(Figure dataset records)
— start —

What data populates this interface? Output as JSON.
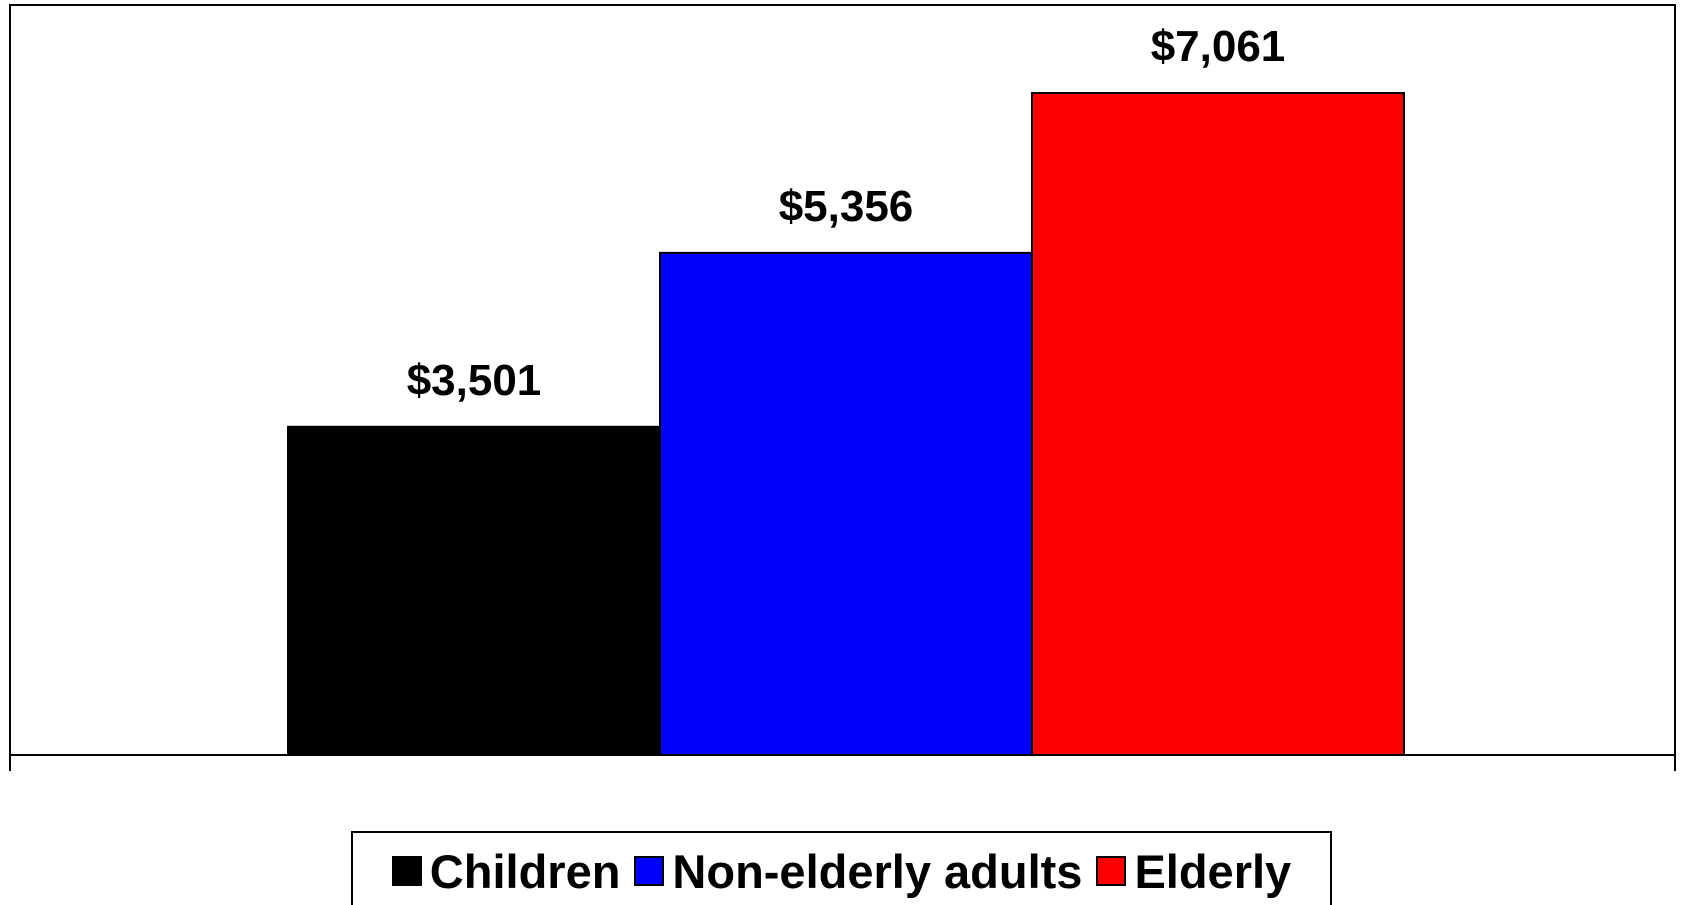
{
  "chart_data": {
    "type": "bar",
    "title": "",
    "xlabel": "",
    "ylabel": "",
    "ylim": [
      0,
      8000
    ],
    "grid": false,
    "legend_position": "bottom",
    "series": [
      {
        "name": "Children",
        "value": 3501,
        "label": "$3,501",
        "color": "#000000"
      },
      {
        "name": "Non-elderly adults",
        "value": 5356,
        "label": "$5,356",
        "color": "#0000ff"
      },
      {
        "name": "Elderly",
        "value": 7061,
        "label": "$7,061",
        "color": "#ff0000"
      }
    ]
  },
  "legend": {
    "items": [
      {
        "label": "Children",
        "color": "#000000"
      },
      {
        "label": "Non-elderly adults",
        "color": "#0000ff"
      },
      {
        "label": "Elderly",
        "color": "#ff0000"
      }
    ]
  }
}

— end —
— start —

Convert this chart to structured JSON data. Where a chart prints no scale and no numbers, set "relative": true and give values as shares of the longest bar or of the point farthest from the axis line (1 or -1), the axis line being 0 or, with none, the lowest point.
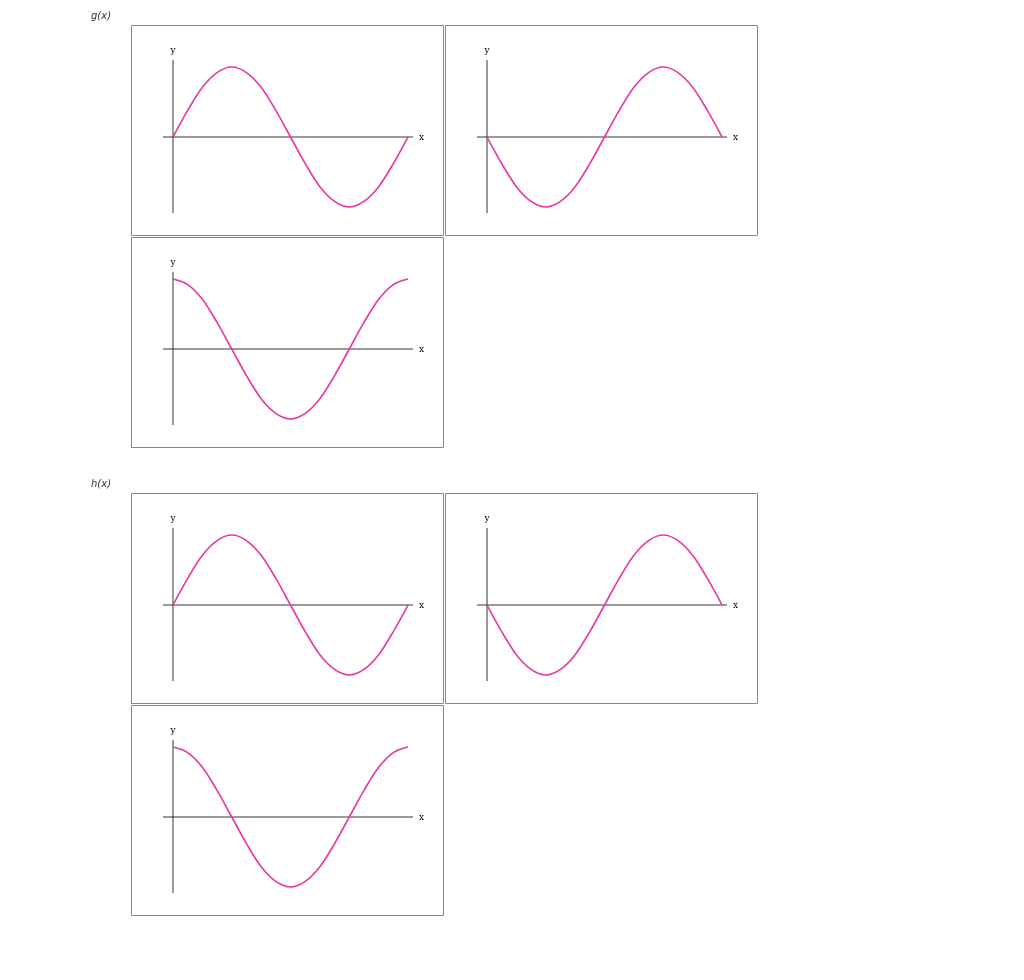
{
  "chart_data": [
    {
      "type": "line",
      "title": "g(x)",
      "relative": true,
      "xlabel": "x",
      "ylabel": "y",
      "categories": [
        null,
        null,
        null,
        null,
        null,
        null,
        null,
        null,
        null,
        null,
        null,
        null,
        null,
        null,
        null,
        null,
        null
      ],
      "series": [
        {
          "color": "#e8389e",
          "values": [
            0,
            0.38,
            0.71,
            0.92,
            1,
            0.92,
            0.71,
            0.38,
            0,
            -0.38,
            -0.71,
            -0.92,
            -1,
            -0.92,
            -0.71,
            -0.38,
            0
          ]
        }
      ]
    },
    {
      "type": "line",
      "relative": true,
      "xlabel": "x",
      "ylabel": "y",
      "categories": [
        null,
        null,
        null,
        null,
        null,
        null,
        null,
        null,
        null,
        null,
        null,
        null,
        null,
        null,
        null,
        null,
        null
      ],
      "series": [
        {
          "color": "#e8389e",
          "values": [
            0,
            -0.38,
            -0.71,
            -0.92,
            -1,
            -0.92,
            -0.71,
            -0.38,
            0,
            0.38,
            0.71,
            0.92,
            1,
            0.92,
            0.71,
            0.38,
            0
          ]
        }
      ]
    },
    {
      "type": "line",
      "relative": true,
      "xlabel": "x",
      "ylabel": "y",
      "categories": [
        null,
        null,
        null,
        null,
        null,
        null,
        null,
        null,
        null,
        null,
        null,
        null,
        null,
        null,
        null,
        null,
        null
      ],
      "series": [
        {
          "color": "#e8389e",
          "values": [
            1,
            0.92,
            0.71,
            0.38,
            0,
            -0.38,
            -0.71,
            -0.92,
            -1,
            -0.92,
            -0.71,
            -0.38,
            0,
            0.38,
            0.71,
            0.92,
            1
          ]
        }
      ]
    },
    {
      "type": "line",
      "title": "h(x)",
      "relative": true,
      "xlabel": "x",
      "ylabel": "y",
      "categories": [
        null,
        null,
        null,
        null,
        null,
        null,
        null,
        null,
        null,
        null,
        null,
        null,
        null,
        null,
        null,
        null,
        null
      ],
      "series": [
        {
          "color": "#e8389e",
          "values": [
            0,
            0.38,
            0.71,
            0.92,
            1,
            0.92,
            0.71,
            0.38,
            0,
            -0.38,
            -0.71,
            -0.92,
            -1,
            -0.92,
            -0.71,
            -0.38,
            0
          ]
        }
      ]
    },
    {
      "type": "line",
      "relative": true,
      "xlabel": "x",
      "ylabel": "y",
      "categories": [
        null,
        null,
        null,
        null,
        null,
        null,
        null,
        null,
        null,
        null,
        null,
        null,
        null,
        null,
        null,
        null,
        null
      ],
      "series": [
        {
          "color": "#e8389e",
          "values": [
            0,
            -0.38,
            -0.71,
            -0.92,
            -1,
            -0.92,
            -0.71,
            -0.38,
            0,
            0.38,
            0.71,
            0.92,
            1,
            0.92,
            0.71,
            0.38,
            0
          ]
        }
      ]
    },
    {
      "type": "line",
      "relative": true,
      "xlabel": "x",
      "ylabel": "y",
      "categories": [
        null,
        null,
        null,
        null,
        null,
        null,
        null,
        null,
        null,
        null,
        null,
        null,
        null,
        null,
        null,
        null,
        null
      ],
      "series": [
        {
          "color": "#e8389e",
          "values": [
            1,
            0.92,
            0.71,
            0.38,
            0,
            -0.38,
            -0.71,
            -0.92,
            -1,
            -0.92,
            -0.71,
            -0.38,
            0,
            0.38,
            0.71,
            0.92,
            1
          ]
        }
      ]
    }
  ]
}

— end —
— start —

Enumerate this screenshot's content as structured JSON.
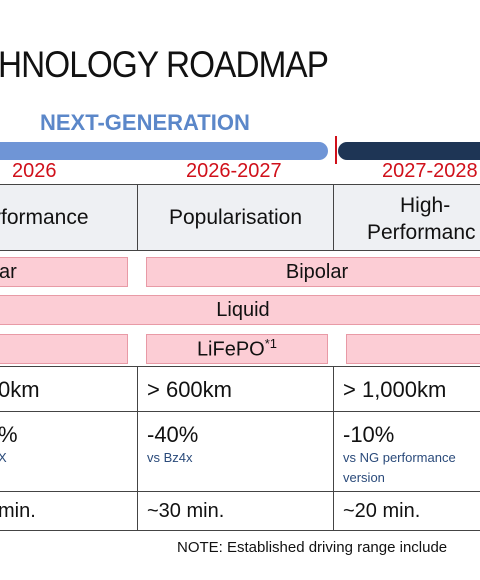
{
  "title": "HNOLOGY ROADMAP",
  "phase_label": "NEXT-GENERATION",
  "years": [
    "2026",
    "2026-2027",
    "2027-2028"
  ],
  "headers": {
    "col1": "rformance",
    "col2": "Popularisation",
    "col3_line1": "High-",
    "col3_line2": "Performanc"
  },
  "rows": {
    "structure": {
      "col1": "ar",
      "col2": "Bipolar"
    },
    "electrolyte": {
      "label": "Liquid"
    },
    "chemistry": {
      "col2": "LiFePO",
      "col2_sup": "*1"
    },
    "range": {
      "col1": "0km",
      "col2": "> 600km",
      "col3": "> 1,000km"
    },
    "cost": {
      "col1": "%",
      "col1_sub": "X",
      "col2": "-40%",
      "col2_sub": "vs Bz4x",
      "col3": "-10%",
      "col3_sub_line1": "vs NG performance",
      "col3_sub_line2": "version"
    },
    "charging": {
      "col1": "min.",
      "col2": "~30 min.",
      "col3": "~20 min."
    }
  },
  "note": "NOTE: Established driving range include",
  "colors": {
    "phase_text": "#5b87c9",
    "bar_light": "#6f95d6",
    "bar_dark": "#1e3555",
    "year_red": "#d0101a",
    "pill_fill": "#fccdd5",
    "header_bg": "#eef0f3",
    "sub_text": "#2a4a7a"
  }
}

— end —

◆ **EXERCISE TASK**:
Gather and copy every line of the data in which the string "this" is found.

◆ **TASK RESPONSE**:
What data populates this interface? Output as JSON.
Convert this chart to structured JSON data. Where a chart prints no scale and no numbers, set "relative": true and give values as shares of the longest bar or of the point farthest from the axis line (1 or -1), the axis line being 0 or, with none, the lowest point.
Enumerate this screenshot's content as structured JSON.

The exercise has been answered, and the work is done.